Problem to work on |
Show all lines that include the string "少一项扣"; copy each one.

[Data records]

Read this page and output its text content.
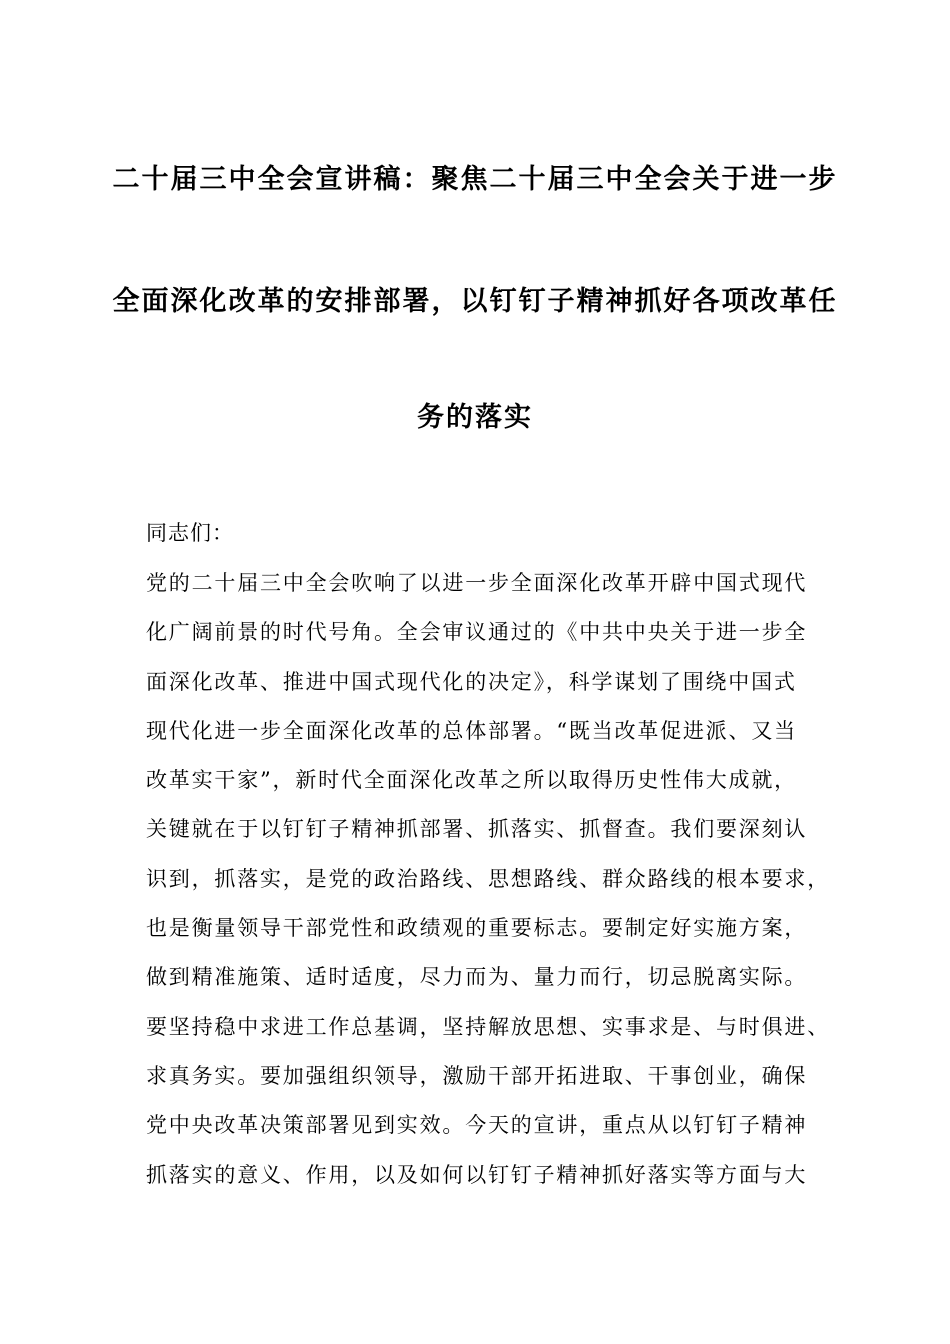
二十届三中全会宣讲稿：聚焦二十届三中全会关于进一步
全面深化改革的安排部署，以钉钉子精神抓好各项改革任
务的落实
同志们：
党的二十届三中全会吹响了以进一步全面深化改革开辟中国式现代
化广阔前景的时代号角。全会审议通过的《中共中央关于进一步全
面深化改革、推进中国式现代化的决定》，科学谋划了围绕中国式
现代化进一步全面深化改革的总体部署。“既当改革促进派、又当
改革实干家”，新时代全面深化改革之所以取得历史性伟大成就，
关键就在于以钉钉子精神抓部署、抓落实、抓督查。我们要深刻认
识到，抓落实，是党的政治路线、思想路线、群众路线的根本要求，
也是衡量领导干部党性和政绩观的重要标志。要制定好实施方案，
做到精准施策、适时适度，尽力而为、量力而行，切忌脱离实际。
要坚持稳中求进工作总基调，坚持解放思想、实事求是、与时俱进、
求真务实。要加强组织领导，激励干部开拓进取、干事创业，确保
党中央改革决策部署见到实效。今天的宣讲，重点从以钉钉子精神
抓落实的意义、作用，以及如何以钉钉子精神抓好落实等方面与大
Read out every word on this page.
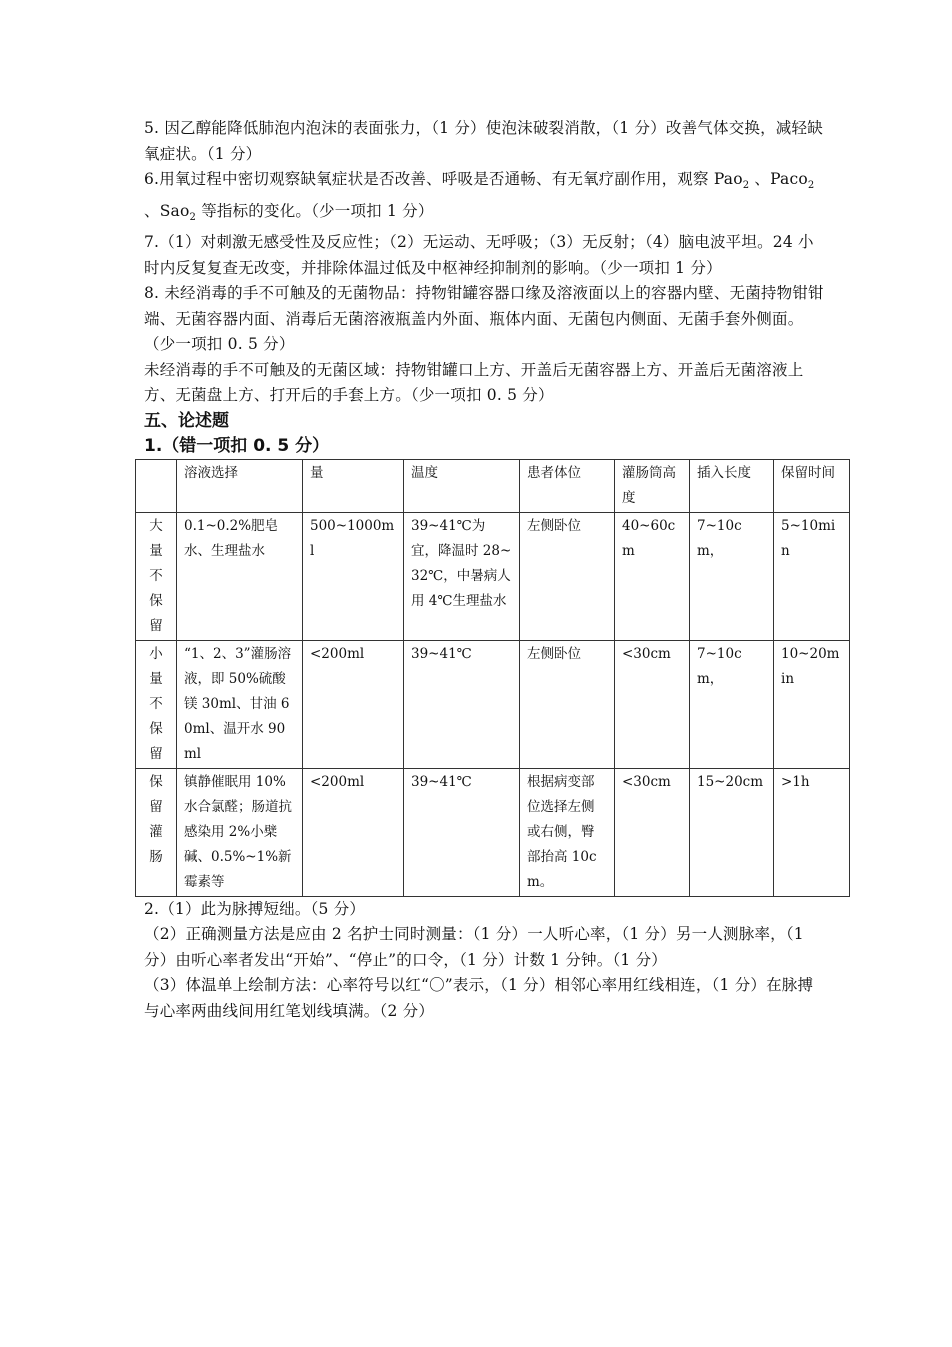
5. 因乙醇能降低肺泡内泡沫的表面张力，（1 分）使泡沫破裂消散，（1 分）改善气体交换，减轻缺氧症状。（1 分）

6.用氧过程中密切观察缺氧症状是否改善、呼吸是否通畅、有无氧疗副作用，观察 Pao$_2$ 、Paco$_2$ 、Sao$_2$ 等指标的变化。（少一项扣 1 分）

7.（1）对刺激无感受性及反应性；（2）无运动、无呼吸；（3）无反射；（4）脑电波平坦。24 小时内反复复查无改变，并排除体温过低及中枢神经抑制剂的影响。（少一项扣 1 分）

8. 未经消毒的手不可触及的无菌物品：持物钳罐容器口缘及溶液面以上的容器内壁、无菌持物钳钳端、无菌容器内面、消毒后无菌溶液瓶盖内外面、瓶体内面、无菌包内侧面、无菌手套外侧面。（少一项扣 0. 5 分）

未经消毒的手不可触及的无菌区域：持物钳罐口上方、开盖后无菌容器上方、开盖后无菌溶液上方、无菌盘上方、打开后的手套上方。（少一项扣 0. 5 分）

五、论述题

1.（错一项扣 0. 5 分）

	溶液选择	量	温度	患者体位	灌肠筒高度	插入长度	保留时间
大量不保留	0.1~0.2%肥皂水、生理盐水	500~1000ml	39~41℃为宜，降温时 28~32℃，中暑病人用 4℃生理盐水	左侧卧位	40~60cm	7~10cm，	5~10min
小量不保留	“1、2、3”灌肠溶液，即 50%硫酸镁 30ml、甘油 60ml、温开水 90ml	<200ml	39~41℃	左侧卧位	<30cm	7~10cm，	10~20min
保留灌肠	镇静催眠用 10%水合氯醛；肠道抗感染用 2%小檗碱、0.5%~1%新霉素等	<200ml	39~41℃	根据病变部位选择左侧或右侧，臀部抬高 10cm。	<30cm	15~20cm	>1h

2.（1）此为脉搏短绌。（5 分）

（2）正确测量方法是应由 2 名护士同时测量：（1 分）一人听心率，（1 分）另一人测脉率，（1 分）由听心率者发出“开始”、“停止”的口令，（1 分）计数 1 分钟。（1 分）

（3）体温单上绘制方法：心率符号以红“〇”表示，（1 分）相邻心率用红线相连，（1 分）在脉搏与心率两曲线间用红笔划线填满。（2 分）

---

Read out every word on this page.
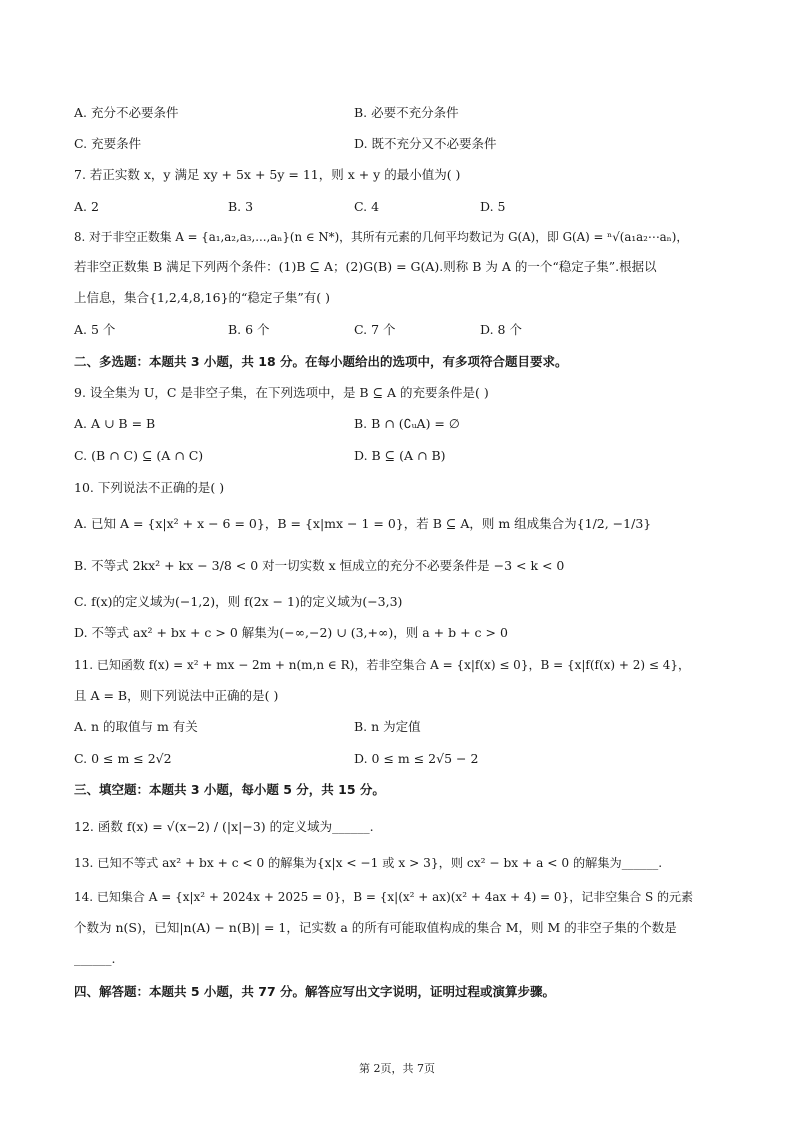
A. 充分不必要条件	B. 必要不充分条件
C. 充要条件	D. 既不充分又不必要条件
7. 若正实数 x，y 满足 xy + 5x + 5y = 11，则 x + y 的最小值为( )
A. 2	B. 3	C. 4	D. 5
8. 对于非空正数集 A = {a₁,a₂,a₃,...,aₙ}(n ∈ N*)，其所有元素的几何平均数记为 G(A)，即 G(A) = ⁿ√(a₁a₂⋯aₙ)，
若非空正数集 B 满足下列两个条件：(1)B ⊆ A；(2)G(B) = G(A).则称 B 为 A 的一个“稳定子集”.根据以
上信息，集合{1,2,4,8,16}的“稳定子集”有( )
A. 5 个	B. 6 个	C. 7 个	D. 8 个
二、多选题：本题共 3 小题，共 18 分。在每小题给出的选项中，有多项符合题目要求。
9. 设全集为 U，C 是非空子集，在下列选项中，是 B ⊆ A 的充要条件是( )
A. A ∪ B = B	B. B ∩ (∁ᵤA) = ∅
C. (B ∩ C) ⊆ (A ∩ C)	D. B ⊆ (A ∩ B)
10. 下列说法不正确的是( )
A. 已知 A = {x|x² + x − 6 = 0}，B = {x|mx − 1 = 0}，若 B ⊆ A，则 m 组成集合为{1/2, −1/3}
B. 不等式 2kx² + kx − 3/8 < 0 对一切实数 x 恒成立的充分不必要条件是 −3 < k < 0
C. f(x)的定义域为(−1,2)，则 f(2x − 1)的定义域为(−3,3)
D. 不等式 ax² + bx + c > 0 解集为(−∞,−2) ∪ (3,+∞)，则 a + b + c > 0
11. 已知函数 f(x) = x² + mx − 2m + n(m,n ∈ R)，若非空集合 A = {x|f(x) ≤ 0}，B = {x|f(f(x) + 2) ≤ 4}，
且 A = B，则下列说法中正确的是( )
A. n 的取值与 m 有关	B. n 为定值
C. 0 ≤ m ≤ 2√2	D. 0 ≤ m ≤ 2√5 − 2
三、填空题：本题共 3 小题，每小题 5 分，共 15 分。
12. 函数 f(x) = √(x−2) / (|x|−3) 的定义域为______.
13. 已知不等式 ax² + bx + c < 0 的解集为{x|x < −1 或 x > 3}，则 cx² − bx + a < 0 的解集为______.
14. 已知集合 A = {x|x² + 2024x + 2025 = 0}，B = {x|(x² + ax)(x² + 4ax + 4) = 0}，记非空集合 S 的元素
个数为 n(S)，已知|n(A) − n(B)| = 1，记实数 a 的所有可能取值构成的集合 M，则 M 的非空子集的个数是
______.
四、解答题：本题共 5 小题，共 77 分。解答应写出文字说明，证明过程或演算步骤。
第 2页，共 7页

Correct answer |
6.用氧过程中密切观察缺氧症状是否改善、呼吸是否通畅、有无氧疗副作用，观察 Pao$_2$ 、Paco$_2$ 、Sao$_2$ 等指标的变化。（少一项扣 1 分）
7.（1）对刺激无感受性及反应性；（2）无运动、无呼吸；（3）无反射；（4）脑电波平坦。24 小时内反复复查无改变，并排除体温过低及中枢神经抑制剂的影响。（少一项扣 1 分）
8. 未经消毒的手不可触及的无菌物品：持物钳罐容器口缘及溶液面以上的容器内壁、无菌持物钳钳端、无菌容器内面、消毒后无菌溶液瓶盖内外面、瓶体内面、无菌包内侧面、无菌手套外侧面。（少一项扣 0. 5 分）
未经消毒的手不可触及的无菌区域：持物钳罐口上方、开盖后无菌容器上方、开盖后无菌溶液上方、无菌盘上方、打开后的手套上方。（少一项扣 0. 5 分）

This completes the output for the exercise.